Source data
____________
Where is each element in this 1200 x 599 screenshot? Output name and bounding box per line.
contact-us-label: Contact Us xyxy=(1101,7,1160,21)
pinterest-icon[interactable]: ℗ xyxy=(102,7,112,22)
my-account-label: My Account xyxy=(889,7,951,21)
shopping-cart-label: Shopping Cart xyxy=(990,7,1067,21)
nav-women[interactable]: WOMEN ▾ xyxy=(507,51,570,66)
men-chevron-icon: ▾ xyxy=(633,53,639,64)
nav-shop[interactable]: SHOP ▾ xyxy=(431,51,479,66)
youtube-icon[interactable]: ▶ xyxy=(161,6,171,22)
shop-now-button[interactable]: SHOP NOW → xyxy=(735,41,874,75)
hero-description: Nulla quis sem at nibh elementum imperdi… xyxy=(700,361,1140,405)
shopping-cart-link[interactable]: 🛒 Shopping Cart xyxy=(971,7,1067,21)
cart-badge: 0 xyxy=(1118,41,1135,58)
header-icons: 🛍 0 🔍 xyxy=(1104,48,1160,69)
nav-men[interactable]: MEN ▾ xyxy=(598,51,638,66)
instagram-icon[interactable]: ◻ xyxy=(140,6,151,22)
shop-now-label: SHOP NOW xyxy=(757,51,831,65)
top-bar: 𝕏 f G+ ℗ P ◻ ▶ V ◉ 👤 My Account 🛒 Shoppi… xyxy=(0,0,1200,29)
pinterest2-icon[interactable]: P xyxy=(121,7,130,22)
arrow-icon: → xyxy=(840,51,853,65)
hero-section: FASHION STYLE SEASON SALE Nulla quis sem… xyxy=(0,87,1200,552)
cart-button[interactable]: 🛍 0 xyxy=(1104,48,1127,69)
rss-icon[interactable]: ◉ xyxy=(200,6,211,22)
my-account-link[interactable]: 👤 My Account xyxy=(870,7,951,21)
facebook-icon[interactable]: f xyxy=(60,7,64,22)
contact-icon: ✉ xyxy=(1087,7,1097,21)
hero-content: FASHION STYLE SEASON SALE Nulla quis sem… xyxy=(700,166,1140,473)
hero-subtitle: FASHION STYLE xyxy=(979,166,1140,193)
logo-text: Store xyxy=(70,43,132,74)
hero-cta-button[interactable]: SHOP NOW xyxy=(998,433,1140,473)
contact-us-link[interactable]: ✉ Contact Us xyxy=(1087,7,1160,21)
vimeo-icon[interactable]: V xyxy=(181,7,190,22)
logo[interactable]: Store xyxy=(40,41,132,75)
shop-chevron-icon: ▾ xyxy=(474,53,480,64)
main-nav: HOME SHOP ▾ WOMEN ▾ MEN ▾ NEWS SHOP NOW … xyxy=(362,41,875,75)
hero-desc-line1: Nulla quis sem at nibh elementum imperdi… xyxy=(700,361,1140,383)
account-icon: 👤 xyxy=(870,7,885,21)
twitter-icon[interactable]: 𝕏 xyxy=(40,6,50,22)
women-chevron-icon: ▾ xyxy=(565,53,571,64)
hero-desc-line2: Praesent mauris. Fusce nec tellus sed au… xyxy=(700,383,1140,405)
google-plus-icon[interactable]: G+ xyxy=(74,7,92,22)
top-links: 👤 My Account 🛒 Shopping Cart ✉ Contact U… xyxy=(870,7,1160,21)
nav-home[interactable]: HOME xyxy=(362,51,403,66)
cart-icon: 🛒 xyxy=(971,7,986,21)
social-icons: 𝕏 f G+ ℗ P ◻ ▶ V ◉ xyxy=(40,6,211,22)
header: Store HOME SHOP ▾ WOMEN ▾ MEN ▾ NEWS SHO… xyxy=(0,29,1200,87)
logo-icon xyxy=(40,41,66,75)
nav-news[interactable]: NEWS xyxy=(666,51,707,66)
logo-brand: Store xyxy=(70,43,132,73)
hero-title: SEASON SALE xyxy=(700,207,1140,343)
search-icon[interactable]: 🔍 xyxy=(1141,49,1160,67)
____________
INSTRUCTIONS FOR THE TASK
List the stretch of the material from the start through the line containing "youtube-icon[interactable]: ▶ xyxy=(161,6,171,22)" as a numbered list, leaving out blank lines.

TASK OUTPUT
1. Where is each element in this 1200 x 599 screenshot? Output name and bounding box per line.
2. contact-us-label: Contact Us xyxy=(1101,7,1160,21)
3. pinterest-icon[interactable]: ℗ xyxy=(102,7,112,22)
4. my-account-label: My Account xyxy=(889,7,951,21)
5. shopping-cart-label: Shopping Cart xyxy=(990,7,1067,21)
6. nav-women[interactable]: WOMEN ▾ xyxy=(507,51,570,66)
7. men-chevron-icon: ▾ xyxy=(633,53,639,64)
8. nav-shop[interactable]: SHOP ▾ xyxy=(431,51,479,66)
9. youtube-icon[interactable]: ▶ xyxy=(161,6,171,22)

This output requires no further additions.